» **RAW RECORDS**:
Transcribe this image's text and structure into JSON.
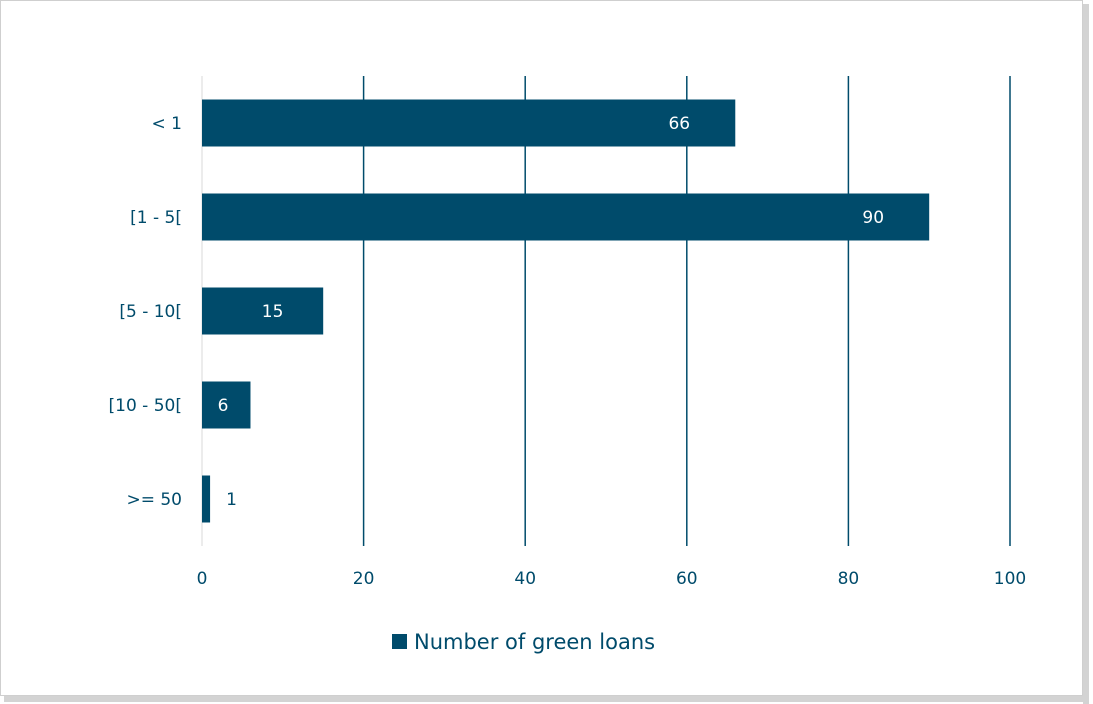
{
  "chart_data": {
    "type": "bar",
    "orientation": "horizontal",
    "categories": [
      "< 1",
      "[1 - 5[",
      "[5 - 10[",
      "[10 - 50[",
      ">= 50"
    ],
    "series": [
      {
        "name": "Number of green loans",
        "values": [
          66,
          90,
          15,
          6,
          1
        ],
        "color": "#004b6b"
      }
    ],
    "xlim": [
      0,
      100
    ],
    "x_ticks": [
      0,
      20,
      40,
      60,
      80,
      100
    ],
    "grid": "vertical",
    "legend": "bottom-center",
    "data_labels": [
      "66",
      "90",
      "15",
      "6",
      "1"
    ]
  },
  "colors": {
    "bar": "#004b6b",
    "gridline": "#004b6b",
    "axis_text": "#004b6b",
    "label_inside": "#ffffff"
  }
}
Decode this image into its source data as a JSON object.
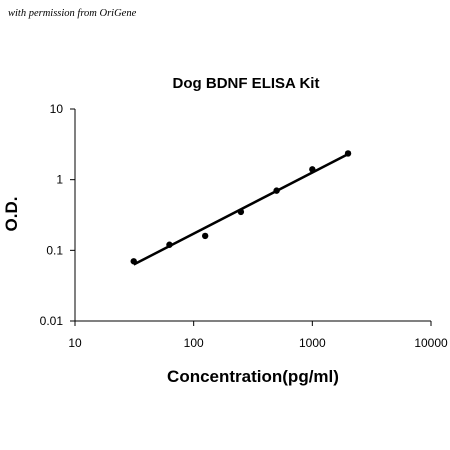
{
  "watermark": "with permission from OriGene",
  "chart_data": {
    "type": "scatter",
    "title": "Dog BDNF ELISA Kit",
    "xlabel": "Concentration(pg/ml)",
    "ylabel": "O.D.",
    "x_scale": "log",
    "y_scale": "log",
    "xlim": [
      10,
      10000
    ],
    "ylim": [
      0.01,
      10
    ],
    "x_ticks": [
      "10",
      "100",
      "1000",
      "10000"
    ],
    "y_ticks": [
      "0.01",
      "0.1",
      "1",
      "10"
    ],
    "grid": false,
    "legend": "none",
    "series": [
      {
        "x": [
          31.25,
          62.5,
          125,
          250,
          500,
          1000,
          2000
        ],
        "y": [
          0.07,
          0.12,
          0.16,
          0.35,
          0.7,
          1.4,
          2.35
        ],
        "marker": "circle",
        "color": "#000000"
      }
    ],
    "fit_line": {
      "type": "power",
      "x_range": [
        31.25,
        2000
      ],
      "y_range": [
        0.063,
        2.3
      ],
      "color": "#000000"
    }
  }
}
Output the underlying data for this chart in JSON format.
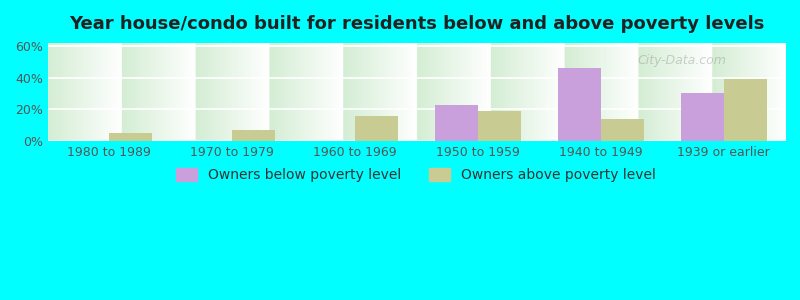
{
  "title": "Year house/condo built for residents below and above poverty levels",
  "categories": [
    "1980 to 1989",
    "1970 to 1979",
    "1960 to 1969",
    "1950 to 1959",
    "1940 to 1949",
    "1939 or earlier"
  ],
  "below_poverty": [
    0,
    0,
    0,
    23,
    46,
    30
  ],
  "above_poverty": [
    5,
    7,
    16,
    19,
    14,
    39
  ],
  "below_color": "#c9a0dc",
  "above_color": "#c8cc92",
  "background_color": "#00ffff",
  "ylabel_ticks": [
    "0%",
    "20%",
    "40%",
    "60%"
  ],
  "ytick_vals": [
    0,
    20,
    40,
    60
  ],
  "ylim": [
    0,
    62
  ],
  "legend_below": "Owners below poverty level",
  "legend_above": "Owners above poverty level",
  "bar_width": 0.35,
  "title_fontsize": 13,
  "tick_fontsize": 9,
  "legend_fontsize": 10
}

» **WHAT THE TASK ASKS**: Within the listing above, copy each line that has the string "Owners".

» **SOLVED PROBLEM**:
  "legend_below": "Owners below poverty level",
  "legend_above": "Owners above poverty level",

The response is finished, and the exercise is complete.